__EXERCISE OBJECTIVE__. State the count of lines below in which the word "минуты" appears, and add nothing.

__RECORDS FOR THE TASK__.
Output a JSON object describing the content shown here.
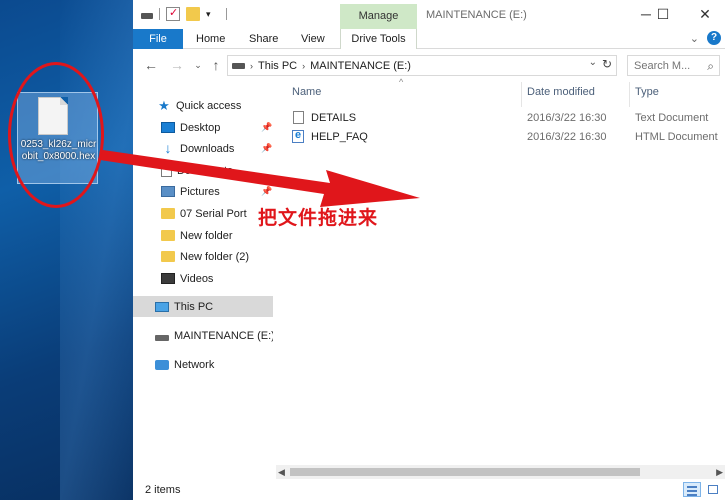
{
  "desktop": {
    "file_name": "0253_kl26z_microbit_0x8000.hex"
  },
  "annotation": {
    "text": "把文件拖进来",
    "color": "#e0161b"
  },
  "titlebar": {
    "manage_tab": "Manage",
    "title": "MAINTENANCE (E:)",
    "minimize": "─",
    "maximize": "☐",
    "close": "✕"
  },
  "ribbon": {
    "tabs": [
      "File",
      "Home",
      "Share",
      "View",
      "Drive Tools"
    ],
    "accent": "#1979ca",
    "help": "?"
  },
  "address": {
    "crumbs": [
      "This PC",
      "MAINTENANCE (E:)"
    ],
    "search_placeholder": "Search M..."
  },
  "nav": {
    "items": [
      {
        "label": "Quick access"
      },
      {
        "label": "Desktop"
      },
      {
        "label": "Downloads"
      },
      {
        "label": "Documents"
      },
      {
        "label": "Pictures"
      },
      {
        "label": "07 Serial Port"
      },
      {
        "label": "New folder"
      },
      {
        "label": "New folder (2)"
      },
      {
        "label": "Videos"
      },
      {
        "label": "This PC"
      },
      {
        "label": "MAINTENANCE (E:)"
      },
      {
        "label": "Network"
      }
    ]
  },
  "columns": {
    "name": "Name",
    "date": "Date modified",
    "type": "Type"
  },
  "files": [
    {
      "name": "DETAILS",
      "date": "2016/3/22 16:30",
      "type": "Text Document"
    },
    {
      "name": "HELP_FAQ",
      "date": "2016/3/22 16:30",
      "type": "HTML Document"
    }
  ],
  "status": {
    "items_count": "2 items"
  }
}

* * *

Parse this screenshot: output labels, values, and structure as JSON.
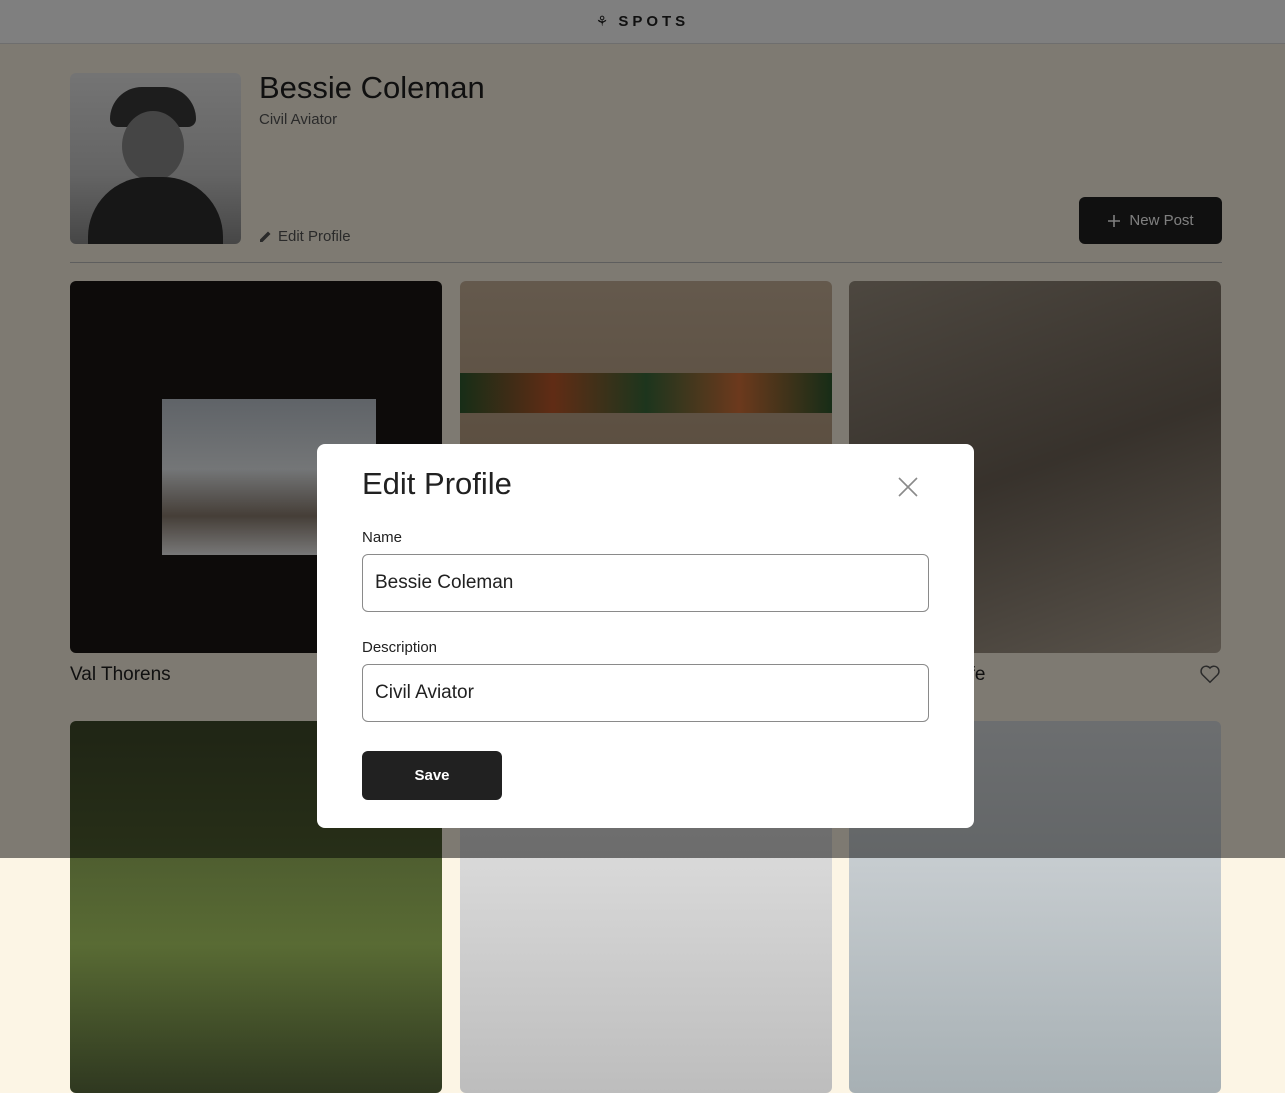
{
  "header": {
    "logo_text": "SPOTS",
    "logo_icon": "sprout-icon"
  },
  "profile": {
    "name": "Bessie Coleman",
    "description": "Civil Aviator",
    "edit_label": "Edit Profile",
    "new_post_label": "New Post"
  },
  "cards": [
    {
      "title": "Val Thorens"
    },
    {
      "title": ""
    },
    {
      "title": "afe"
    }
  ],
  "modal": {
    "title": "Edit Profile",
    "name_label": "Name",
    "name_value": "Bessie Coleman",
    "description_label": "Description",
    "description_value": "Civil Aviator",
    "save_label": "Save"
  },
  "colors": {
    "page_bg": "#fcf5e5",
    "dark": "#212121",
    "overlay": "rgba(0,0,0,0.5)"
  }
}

...

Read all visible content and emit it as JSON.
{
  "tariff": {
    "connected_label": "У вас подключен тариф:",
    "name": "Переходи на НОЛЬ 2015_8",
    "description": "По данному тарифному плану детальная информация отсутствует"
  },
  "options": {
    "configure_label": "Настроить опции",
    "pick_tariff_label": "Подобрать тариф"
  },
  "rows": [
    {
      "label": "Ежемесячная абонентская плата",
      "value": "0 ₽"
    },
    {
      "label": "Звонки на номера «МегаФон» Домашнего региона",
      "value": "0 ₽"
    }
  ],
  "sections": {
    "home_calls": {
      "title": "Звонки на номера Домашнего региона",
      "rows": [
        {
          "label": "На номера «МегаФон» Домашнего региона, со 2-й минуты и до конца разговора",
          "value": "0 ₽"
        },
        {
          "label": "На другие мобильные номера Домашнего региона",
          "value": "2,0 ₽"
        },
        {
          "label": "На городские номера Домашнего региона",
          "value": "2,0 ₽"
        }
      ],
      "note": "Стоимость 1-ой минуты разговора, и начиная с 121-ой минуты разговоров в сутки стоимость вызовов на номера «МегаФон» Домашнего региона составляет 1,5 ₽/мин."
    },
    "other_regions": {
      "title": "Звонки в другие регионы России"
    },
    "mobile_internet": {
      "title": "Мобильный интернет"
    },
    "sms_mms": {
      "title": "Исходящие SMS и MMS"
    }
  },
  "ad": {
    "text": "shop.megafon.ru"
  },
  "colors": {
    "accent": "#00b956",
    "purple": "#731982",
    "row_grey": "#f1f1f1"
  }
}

__REPLY TO THE EXERCISE__. 2